╭─ DATA SHOWN
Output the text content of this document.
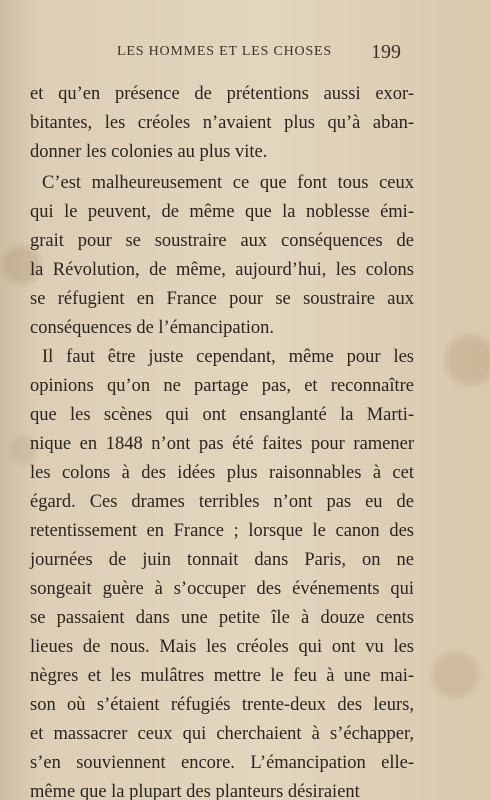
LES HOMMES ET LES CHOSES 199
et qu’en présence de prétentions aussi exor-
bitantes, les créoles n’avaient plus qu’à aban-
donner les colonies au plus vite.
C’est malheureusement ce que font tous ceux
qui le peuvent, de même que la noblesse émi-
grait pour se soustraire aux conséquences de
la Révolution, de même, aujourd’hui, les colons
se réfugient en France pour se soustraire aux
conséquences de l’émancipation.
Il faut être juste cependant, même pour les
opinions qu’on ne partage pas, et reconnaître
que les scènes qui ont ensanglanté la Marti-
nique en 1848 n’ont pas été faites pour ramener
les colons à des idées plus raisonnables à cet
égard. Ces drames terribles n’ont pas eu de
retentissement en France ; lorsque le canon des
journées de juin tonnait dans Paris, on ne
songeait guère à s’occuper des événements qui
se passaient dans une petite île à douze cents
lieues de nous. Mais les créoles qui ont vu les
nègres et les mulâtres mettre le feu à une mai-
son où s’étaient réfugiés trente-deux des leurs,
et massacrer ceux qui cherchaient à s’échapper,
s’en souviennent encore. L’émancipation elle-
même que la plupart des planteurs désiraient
╰─
╭─ DATA SHOWN
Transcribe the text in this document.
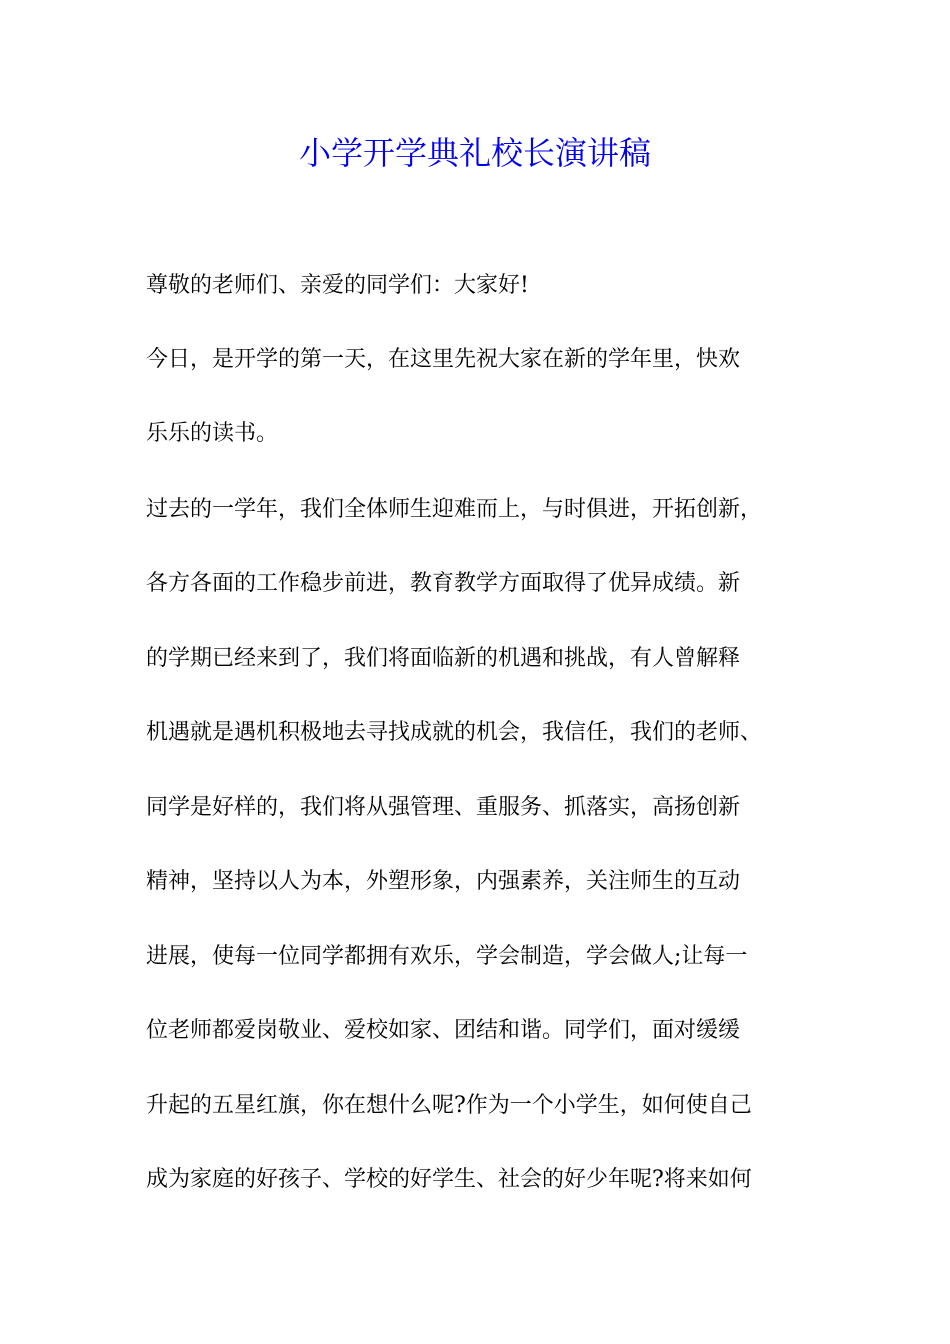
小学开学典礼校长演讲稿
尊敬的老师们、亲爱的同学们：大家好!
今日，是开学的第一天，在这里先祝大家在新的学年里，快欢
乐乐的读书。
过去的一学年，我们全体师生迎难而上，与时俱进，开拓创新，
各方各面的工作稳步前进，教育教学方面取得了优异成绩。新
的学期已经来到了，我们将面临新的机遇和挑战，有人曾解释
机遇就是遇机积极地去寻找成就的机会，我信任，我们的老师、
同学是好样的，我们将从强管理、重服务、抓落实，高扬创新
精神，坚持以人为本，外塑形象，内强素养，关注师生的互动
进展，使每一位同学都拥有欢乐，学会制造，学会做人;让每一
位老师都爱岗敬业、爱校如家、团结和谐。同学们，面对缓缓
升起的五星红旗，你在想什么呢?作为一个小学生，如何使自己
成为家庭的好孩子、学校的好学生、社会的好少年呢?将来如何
╰─
**EXERCISE:** Give the count of lines containing "dans", with no added text.

**WRITTEN RESPONSE:** 2